**Stated task**
Give only a count of the lines that include the string "text".
-- Start Dataset content --
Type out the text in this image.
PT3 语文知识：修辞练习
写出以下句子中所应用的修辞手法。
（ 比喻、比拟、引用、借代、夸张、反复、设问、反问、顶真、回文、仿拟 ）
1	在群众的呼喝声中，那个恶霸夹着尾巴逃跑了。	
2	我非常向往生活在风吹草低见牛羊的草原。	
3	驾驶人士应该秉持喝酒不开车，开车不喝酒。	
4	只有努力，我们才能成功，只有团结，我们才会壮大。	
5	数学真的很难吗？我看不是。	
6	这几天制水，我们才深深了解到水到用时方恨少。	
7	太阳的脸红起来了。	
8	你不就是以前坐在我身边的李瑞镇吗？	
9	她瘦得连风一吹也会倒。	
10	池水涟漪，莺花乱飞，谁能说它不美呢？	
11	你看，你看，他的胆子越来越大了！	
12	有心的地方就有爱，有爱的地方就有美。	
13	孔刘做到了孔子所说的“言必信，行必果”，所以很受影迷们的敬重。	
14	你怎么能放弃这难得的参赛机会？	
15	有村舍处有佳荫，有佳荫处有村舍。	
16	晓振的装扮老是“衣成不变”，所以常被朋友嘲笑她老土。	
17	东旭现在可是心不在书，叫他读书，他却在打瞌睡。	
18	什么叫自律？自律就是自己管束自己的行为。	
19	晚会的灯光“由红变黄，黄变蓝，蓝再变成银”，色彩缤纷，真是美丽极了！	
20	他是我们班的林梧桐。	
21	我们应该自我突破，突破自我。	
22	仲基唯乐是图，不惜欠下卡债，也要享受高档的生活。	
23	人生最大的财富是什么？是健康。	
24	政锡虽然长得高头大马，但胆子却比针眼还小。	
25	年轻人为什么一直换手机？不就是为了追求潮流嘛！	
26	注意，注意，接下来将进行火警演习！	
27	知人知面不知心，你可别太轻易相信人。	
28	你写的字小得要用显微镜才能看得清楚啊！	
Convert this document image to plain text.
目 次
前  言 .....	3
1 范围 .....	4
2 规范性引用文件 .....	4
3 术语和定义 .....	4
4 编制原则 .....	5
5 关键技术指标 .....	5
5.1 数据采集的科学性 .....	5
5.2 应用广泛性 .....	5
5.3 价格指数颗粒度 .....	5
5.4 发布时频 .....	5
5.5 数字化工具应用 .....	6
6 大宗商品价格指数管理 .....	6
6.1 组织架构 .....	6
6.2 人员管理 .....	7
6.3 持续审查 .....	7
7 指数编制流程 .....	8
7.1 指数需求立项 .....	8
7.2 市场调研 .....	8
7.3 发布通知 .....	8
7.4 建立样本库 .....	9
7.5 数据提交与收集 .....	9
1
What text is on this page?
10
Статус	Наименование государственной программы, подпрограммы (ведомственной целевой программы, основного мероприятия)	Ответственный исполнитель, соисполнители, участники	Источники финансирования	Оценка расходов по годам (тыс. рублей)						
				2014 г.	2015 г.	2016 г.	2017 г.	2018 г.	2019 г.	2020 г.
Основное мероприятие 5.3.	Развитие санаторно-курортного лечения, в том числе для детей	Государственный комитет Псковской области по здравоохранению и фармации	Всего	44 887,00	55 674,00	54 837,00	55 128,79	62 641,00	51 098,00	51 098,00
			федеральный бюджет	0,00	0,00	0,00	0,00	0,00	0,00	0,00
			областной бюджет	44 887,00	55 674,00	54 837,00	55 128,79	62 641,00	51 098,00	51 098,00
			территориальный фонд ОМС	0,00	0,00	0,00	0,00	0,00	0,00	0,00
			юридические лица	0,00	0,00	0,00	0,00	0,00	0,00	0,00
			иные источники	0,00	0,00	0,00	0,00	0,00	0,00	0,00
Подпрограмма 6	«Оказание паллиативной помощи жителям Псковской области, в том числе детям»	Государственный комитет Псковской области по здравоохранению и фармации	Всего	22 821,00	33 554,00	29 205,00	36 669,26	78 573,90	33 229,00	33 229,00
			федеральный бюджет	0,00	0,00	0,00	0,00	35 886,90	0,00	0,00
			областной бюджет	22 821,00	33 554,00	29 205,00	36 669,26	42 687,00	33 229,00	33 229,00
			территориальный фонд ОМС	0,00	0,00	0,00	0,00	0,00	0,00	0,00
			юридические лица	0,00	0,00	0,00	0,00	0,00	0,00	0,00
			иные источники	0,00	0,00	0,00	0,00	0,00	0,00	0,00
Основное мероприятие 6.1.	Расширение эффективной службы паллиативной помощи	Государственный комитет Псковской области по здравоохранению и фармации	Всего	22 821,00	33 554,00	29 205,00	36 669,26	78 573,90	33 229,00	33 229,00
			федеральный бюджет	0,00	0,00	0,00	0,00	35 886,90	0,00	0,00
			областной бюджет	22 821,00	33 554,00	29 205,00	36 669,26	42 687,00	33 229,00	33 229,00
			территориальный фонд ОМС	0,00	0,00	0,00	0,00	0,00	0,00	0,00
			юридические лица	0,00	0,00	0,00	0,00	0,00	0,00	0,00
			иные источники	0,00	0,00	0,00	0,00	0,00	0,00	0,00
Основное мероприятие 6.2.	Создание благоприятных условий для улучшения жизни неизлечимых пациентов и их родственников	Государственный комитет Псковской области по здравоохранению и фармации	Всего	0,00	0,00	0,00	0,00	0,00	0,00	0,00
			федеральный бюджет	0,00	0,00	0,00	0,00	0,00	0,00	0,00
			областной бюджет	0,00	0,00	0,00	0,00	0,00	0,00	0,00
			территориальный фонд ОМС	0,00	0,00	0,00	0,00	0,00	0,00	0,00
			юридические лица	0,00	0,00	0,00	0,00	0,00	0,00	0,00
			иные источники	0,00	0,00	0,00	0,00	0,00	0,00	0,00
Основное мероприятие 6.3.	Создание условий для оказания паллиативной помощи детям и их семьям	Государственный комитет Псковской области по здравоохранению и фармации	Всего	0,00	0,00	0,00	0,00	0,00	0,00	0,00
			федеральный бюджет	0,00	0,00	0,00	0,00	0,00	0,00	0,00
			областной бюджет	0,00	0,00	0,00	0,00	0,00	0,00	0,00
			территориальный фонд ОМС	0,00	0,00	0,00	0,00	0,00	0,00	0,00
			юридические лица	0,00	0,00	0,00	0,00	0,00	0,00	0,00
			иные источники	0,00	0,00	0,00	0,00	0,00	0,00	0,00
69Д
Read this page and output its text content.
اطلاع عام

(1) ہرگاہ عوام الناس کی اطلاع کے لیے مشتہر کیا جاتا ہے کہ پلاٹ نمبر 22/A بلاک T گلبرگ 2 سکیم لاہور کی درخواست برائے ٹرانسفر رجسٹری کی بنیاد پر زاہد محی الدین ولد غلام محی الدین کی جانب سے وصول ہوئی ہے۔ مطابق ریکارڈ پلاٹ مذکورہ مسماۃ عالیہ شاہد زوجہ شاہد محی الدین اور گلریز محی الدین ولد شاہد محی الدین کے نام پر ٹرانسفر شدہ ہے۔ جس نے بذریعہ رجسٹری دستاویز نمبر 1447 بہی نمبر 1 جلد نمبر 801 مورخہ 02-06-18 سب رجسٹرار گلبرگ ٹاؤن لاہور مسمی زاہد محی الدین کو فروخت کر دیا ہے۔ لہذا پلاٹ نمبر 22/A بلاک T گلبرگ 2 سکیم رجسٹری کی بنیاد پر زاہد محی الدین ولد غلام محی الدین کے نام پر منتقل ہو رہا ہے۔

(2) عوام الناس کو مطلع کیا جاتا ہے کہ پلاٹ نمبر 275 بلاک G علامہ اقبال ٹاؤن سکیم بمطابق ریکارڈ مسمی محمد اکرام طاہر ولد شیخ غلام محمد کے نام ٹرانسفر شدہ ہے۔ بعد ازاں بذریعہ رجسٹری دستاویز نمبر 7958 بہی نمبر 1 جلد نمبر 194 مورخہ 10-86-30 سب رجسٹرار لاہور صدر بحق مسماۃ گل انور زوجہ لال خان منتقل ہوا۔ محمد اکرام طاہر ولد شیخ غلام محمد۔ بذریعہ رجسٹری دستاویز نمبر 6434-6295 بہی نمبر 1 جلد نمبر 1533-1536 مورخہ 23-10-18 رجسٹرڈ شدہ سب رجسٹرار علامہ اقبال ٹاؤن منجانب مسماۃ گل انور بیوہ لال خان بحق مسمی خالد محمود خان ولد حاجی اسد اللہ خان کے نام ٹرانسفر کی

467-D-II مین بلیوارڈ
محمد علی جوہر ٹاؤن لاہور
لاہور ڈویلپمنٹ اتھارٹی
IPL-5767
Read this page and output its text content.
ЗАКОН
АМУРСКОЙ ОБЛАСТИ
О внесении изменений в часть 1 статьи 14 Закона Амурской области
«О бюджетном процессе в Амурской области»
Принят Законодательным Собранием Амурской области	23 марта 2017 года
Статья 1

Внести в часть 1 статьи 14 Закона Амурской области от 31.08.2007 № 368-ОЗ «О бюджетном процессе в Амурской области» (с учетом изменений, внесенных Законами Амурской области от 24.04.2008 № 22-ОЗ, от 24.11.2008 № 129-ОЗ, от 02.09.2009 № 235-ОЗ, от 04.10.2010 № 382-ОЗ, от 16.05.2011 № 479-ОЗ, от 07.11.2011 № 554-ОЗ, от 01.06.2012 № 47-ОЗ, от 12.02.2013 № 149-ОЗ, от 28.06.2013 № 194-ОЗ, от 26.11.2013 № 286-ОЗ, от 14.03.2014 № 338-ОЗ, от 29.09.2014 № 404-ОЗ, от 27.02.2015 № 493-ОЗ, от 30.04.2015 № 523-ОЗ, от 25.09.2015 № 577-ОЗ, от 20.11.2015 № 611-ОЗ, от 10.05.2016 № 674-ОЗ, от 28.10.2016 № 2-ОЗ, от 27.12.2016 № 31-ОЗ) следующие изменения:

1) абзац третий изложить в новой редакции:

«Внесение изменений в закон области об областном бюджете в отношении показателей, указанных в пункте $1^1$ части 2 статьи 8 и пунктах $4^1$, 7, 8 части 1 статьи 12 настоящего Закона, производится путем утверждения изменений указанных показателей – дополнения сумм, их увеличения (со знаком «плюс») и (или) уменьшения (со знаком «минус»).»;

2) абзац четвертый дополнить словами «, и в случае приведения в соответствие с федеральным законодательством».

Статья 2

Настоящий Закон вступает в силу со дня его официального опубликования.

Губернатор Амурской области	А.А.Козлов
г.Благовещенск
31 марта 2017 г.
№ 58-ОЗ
-- End Dataset content --
**Response below**
5